PROBLEM TO WORK ON
From the records below, extract all the text exactly and leave the images behind.

Data tied to figure images
################

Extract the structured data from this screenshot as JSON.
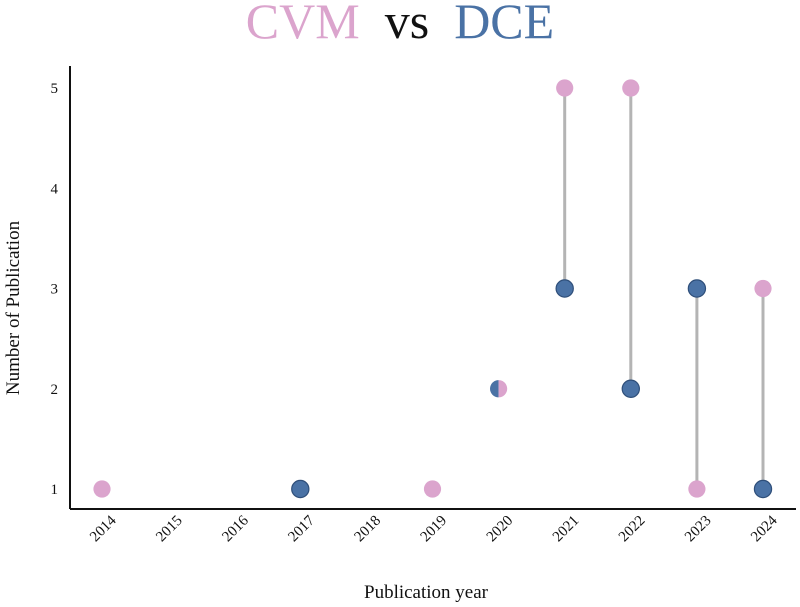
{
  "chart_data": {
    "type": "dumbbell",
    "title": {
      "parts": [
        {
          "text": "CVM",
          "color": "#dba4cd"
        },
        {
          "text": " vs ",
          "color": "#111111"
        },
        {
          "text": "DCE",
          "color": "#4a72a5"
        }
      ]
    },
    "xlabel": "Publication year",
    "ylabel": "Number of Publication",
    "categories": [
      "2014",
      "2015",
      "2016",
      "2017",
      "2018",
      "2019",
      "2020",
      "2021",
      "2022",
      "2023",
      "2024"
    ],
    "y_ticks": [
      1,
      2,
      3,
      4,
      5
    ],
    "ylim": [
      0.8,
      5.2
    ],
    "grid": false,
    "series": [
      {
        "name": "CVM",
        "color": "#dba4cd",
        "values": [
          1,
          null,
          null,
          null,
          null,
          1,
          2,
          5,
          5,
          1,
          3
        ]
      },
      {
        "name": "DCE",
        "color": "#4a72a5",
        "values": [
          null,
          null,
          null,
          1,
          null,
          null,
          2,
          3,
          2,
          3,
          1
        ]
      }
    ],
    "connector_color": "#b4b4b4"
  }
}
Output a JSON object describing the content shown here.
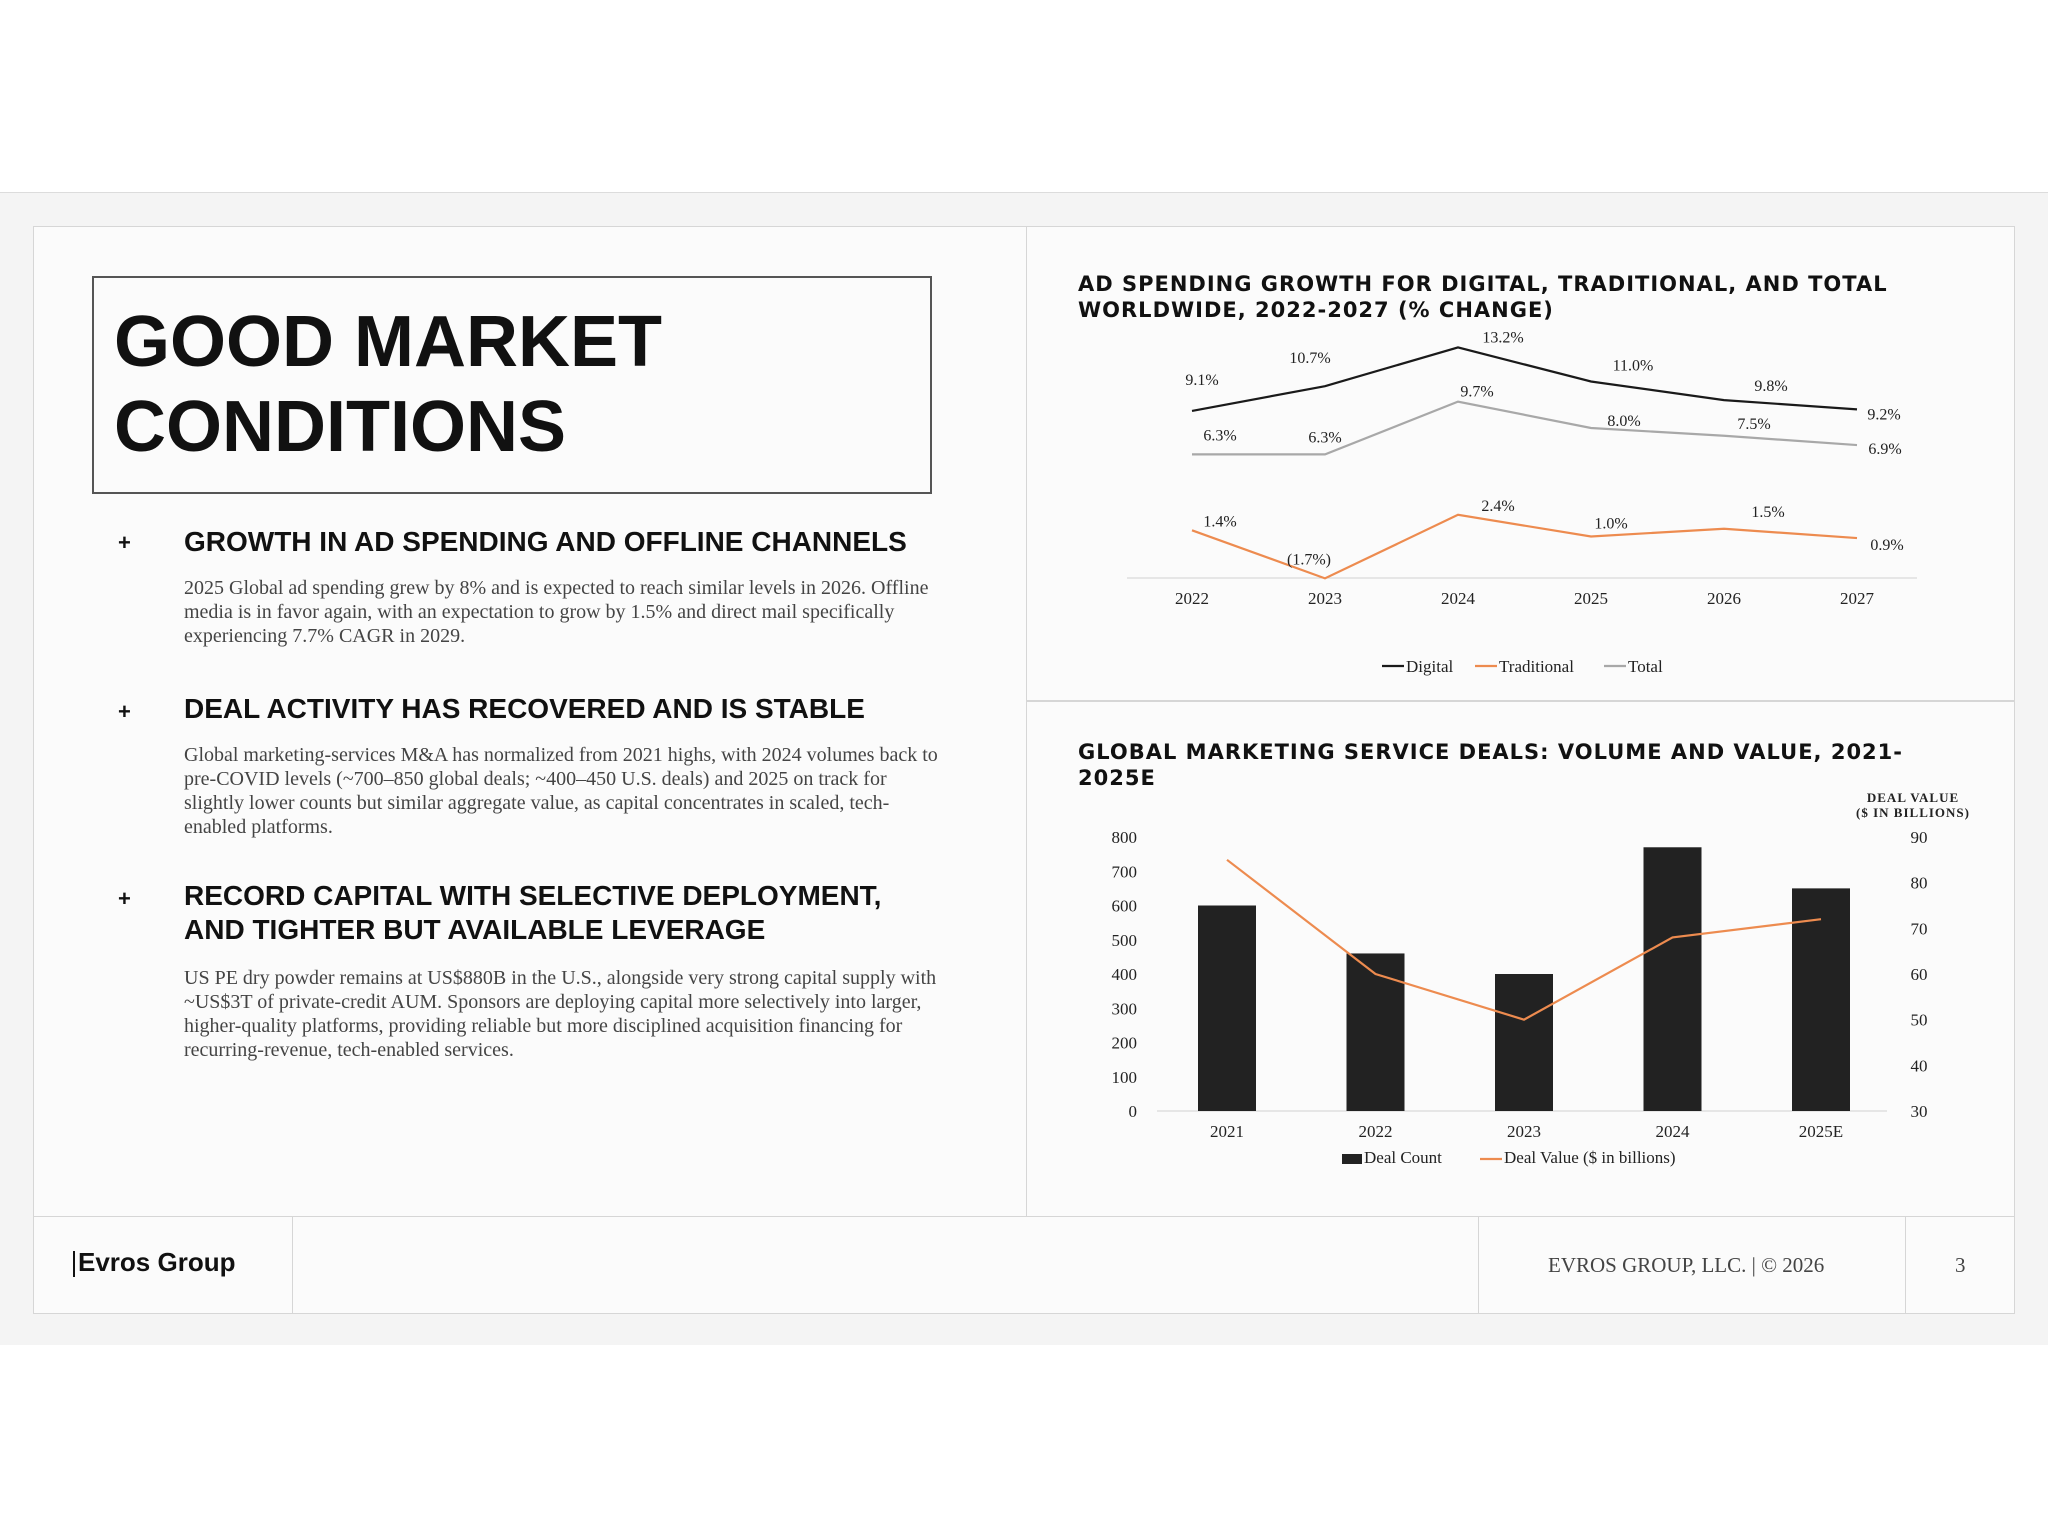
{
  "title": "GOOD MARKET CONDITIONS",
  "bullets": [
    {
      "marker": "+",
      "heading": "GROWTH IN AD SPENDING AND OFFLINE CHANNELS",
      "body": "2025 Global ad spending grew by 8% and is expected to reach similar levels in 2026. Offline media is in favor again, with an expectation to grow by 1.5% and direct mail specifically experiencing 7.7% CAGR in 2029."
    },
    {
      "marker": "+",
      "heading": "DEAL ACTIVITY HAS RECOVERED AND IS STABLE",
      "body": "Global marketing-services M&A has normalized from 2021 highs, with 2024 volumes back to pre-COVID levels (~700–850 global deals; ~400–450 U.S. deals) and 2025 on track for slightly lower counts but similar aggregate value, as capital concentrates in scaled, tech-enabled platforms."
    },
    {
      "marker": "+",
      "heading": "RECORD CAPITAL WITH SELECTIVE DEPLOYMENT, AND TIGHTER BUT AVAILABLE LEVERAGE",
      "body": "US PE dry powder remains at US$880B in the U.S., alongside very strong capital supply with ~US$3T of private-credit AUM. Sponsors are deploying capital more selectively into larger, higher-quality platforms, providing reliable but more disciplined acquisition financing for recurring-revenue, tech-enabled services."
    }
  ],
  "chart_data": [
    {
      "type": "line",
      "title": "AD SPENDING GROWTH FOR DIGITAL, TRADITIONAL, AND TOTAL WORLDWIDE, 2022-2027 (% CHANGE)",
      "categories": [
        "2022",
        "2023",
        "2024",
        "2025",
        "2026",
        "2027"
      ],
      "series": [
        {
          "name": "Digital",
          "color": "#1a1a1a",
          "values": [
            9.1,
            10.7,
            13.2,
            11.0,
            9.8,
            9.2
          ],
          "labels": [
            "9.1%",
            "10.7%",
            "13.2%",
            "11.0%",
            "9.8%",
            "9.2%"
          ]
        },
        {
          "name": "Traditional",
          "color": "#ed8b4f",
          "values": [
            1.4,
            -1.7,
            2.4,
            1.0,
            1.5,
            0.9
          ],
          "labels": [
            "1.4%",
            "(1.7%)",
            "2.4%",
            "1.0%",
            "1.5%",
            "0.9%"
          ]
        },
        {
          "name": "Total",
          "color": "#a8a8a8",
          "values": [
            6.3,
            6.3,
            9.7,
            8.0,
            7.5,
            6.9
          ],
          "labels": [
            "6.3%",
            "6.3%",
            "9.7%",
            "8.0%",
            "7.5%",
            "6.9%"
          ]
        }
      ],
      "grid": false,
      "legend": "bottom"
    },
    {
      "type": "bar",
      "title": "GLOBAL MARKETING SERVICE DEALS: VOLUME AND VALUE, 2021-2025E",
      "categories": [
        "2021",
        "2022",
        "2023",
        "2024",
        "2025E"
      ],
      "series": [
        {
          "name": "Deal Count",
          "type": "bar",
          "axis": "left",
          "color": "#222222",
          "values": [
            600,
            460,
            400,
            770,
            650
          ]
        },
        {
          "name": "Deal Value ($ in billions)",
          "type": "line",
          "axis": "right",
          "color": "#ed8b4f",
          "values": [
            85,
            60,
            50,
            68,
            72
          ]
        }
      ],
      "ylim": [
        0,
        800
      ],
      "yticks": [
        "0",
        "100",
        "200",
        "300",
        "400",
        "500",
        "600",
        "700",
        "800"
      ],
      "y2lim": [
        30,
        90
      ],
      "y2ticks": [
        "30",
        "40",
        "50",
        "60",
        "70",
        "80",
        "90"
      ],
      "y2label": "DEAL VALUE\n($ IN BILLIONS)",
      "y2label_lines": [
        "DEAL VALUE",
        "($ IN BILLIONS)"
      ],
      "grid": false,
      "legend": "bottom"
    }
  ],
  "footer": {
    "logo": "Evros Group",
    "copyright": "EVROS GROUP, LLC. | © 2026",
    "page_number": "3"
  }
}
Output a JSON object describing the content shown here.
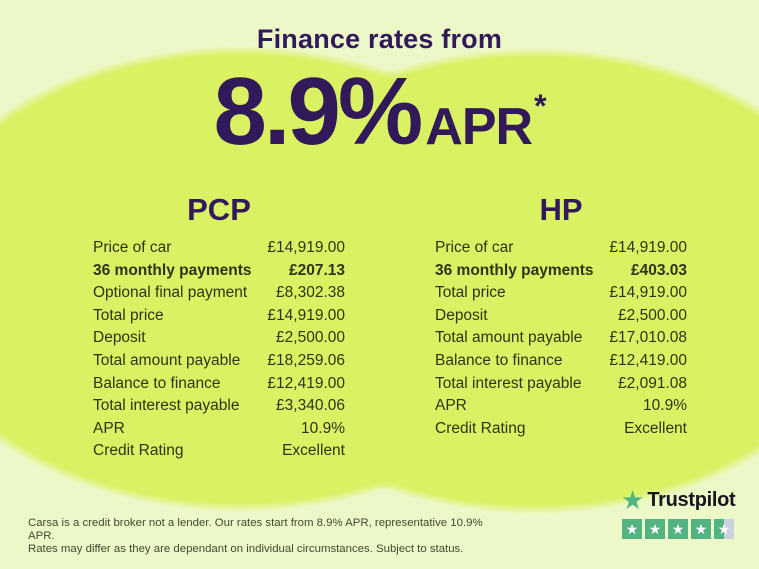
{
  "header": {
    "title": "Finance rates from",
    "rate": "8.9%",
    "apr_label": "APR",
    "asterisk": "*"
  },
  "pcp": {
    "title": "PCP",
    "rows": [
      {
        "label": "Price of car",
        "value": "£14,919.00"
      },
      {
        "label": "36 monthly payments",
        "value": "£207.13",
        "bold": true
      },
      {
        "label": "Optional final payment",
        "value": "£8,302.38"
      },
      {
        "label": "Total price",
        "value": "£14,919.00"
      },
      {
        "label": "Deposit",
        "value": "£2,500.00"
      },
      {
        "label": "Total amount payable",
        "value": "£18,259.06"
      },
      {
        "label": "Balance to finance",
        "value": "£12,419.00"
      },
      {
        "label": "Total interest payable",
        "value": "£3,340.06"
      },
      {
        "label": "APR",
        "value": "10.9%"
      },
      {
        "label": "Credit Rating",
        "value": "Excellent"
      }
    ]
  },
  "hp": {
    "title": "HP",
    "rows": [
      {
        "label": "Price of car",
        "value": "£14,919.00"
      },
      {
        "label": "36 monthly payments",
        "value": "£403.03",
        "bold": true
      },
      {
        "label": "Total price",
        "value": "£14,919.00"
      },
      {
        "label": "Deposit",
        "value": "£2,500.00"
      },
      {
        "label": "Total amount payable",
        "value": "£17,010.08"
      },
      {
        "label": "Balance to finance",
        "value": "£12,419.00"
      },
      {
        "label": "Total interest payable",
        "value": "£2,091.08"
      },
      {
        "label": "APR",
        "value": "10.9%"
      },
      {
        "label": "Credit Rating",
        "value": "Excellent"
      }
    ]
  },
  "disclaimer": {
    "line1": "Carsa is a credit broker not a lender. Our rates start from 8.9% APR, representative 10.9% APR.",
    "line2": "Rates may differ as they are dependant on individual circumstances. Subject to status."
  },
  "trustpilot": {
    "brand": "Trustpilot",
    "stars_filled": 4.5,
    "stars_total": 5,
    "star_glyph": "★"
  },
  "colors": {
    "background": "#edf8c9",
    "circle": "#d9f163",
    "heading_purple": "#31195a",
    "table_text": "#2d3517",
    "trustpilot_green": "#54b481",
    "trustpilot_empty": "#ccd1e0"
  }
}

################

CORRECT RESPONSE
Extract the structured data from this screenshot as JSON.
{
  "chart_data": {
    "type": "dumbbell",
    "title": {
      "parts": [
        {
          "text": "CVM",
          "color": "#dba4cd"
        },
        {
          "text": " vs ",
          "color": "#111111"
        },
        {
          "text": "DCE",
          "color": "#4a72a5"
        }
      ]
    },
    "xlabel": "Publication year",
    "ylabel": "Number of Publication",
    "categories": [
      "2014",
      "2015",
      "2016",
      "2017",
      "2018",
      "2019",
      "2020",
      "2021",
      "2022",
      "2023",
      "2024"
    ],
    "y_ticks": [
      1,
      2,
      3,
      4,
      5
    ],
    "ylim": [
      0.8,
      5.2
    ],
    "grid": false,
    "series": [
      {
        "name": "CVM",
        "color": "#dba4cd",
        "values": [
          1,
          null,
          null,
          null,
          null,
          1,
          2,
          5,
          5,
          1,
          3
        ]
      },
      {
        "name": "DCE",
        "color": "#4a72a5",
        "values": [
          null,
          null,
          null,
          1,
          null,
          null,
          2,
          3,
          2,
          3,
          1
        ]
      }
    ],
    "connector_color": "#b4b4b4"
  }
}
Output a JSON object describing the content shown here.
{
  "title": "GOOD MARKET CONDITIONS",
  "bullets": [
    {
      "marker": "+",
      "heading": "GROWTH IN AD SPENDING AND OFFLINE CHANNELS",
      "body": "2025 Global ad spending grew by 8% and is expected to reach similar levels in 2026. Offline media is in favor again, with an expectation to grow by 1.5% and direct mail specifically experiencing 7.7% CAGR in 2029."
    },
    {
      "marker": "+",
      "heading": "DEAL ACTIVITY HAS RECOVERED AND IS STABLE",
      "body": "Global marketing-services M&A has normalized from 2021 highs, with 2024 volumes back to pre-COVID levels (~700–850 global deals; ~400–450 U.S. deals) and 2025 on track for slightly lower counts but similar aggregate value, as capital concentrates in scaled, tech-enabled platforms."
    },
    {
      "marker": "+",
      "heading": "RECORD CAPITAL WITH SELECTIVE DEPLOYMENT, AND TIGHTER BUT AVAILABLE LEVERAGE",
      "body": "US PE dry powder remains at US$880B in the U.S., alongside very strong capital supply with ~US$3T of private-credit AUM. Sponsors are deploying capital more selectively into larger, higher-quality platforms, providing reliable but more disciplined acquisition financing for recurring-revenue, tech-enabled services."
    }
  ],
  "chart_data": [
    {
      "type": "line",
      "title": "AD SPENDING GROWTH FOR DIGITAL, TRADITIONAL, AND TOTAL WORLDWIDE, 2022-2027 (% CHANGE)",
      "categories": [
        "2022",
        "2023",
        "2024",
        "2025",
        "2026",
        "2027"
      ],
      "series": [
        {
          "name": "Digital",
          "color": "#1a1a1a",
          "values": [
            9.1,
            10.7,
            13.2,
            11.0,
            9.8,
            9.2
          ],
          "labels": [
            "9.1%",
            "10.7%",
            "13.2%",
            "11.0%",
            "9.8%",
            "9.2%"
          ]
        },
        {
          "name": "Traditional",
          "color": "#ed8b4f",
          "values": [
            1.4,
            -1.7,
            2.4,
            1.0,
            1.5,
            0.9
          ],
          "labels": [
            "1.4%",
            "(1.7%)",
            "2.4%",
            "1.0%",
            "1.5%",
            "0.9%"
          ]
        },
        {
          "name": "Total",
          "color": "#a8a8a8",
          "values": [
            6.3,
            6.3,
            9.7,
            8.0,
            7.5,
            6.9
          ],
          "labels": [
            "6.3%",
            "6.3%",
            "9.7%",
            "8.0%",
            "7.5%",
            "6.9%"
          ]
        }
      ],
      "grid": false,
      "legend": "bottom"
    },
    {
      "type": "bar",
      "title": "GLOBAL MARKETING SERVICE DEALS: VOLUME AND VALUE, 2021-2025E",
      "categories": [
        "2021",
        "2022",
        "2023",
        "2024",
        "2025E"
      ],
      "series": [
        {
          "name": "Deal Count",
          "type": "bar",
          "axis": "left",
          "color": "#222222",
          "values": [
            600,
            460,
            400,
            770,
            650
          ]
        },
        {
          "name": "Deal Value ($ in billions)",
          "type": "line",
          "axis": "right",
          "color": "#ed8b4f",
          "values": [
            85,
            60,
            50,
            68,
            72
          ]
        }
      ],
      "ylim": [
        0,
        800
      ],
      "yticks": [
        "0",
        "100",
        "200",
        "300",
        "400",
        "500",
        "600",
        "700",
        "800"
      ],
      "y2lim": [
        30,
        90
      ],
      "y2ticks": [
        "30",
        "40",
        "50",
        "60",
        "70",
        "80",
        "90"
      ],
      "y2label": "DEAL VALUE\n($ IN BILLIONS)",
      "y2label_lines": [
        "DEAL VALUE",
        "($ IN BILLIONS)"
      ],
      "grid": false,
      "legend": "bottom"
    }
  ],
  "footer": {
    "logo": "Evros Group",
    "copyright": "EVROS GROUP, LLC. | © 2026",
    "page_number": "3"
  }
}
Output a JSON object describing the content shown here.
{
  "header": {
    "title": "Finance rates from",
    "rate": "8.9%",
    "apr_label": "APR",
    "asterisk": "*"
  },
  "pcp": {
    "title": "PCP",
    "rows": [
      {
        "label": "Price of car",
        "value": "£14,919.00"
      },
      {
        "label": "36 monthly payments",
        "value": "£207.13",
        "bold": true
      },
      {
        "label": "Optional final payment",
        "value": "£8,302.38"
      },
      {
        "label": "Total price",
        "value": "£14,919.00"
      },
      {
        "label": "Deposit",
        "value": "£2,500.00"
      },
      {
        "label": "Total amount payable",
        "value": "£18,259.06"
      },
      {
        "label": "Balance to finance",
        "value": "£12,419.00"
      },
      {
        "label": "Total interest payable",
        "value": "£3,340.06"
      },
      {
        "label": "APR",
        "value": "10.9%"
      },
      {
        "label": "Credit Rating",
        "value": "Excellent"
      }
    ]
  },
  "hp": {
    "title": "HP",
    "rows": [
      {
        "label": "Price of car",
        "value": "£14,919.00"
      },
      {
        "label": "36 monthly payments",
        "value": "£403.03",
        "bold": true
      },
      {
        "label": "Total price",
        "value": "£14,919.00"
      },
      {
        "label": "Deposit",
        "value": "£2,500.00"
      },
      {
        "label": "Total amount payable",
        "value": "£17,010.08"
      },
      {
        "label": "Balance to finance",
        "value": "£12,419.00"
      },
      {
        "label": "Total interest payable",
        "value": "£2,091.08"
      },
      {
        "label": "APR",
        "value": "10.9%"
      },
      {
        "label": "Credit Rating",
        "value": "Excellent"
      }
    ]
  },
  "disclaimer": {
    "line1": "Carsa is a credit broker not a lender. Our rates start from 8.9% APR, representative 10.9% APR.",
    "line2": "Rates may differ as they are dependant on individual circumstances. Subject to status."
  },
  "trustpilot": {
    "brand": "Trustpilot",
    "stars_filled": 4.5,
    "stars_total": 5,
    "star_glyph": "★"
  },
  "colors": {
    "background": "#edf8c9",
    "circle": "#d9f163",
    "heading_purple": "#31195a",
    "table_text": "#2d3517",
    "trustpilot_green": "#54b481",
    "trustpilot_empty": "#ccd1e0"
  }
}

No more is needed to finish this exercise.